## TASK PROMPT
Express the entries, from the first line down to and including the line containing "hover-point bbox=[1117, 417, 1137, 438]", as a JSON list of strings with one string per line, leaving out any blank lines.

Stored data:
--------------------

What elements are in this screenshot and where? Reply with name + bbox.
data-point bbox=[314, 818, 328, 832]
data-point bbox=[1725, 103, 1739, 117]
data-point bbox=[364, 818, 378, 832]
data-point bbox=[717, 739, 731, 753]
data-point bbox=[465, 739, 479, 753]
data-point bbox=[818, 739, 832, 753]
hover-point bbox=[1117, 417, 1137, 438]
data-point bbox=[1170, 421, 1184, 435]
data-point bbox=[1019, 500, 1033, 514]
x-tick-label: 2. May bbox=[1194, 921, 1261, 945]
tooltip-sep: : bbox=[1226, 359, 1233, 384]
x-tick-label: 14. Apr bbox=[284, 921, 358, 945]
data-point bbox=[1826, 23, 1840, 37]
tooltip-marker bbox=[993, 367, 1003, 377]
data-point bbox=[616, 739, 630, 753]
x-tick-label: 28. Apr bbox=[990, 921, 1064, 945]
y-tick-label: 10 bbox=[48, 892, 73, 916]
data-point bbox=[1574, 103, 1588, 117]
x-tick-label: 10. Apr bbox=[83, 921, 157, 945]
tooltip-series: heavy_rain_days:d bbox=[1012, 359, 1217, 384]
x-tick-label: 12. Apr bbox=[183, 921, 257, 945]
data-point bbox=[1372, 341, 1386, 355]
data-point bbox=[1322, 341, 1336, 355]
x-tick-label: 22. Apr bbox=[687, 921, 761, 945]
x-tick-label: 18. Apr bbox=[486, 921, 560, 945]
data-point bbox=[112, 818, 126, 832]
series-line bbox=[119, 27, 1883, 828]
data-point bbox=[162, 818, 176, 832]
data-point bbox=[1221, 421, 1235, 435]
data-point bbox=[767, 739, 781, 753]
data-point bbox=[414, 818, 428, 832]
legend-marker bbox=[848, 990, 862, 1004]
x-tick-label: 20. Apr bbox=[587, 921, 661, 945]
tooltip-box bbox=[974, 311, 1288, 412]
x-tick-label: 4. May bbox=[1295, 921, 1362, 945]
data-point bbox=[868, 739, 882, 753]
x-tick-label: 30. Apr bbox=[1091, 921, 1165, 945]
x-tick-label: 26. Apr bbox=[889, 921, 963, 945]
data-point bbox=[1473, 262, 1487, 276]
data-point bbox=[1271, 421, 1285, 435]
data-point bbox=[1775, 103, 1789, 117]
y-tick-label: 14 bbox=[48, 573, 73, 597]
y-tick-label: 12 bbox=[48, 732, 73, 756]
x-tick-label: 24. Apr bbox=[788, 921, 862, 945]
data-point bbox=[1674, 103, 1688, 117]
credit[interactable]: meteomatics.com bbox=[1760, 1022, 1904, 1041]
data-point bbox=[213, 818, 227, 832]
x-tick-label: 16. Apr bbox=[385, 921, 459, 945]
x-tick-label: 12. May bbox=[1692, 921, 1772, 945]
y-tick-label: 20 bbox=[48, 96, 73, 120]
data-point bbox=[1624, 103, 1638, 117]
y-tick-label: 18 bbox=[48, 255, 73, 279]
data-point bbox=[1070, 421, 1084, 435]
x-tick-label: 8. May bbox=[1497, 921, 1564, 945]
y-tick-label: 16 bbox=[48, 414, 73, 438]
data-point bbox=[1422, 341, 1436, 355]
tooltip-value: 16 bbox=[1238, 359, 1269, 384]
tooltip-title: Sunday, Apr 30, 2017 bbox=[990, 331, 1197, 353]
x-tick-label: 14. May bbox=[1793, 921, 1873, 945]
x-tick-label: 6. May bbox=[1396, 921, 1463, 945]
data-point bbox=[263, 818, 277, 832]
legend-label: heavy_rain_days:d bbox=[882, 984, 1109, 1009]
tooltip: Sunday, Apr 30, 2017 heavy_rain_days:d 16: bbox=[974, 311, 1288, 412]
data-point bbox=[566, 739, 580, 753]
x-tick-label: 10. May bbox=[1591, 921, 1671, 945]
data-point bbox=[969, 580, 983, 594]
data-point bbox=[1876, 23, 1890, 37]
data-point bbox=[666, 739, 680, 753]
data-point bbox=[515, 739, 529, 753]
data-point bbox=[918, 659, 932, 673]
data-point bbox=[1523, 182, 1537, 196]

--------------------

## WRITTEN SOLUTION
[
  "What elements are in this screenshot and where? Reply with name + bbox.",
  "data-point bbox=[314, 818, 328, 832]",
  "data-point bbox=[1725, 103, 1739, 117]",
  "data-point bbox=[364, 818, 378, 832]",
  "data-point bbox=[717, 739, 731, 753]",
  "data-point bbox=[465, 739, 479, 753]",
  "data-point bbox=[818, 739, 832, 753]",
  "hover-point bbox=[1117, 417, 1137, 438]"
]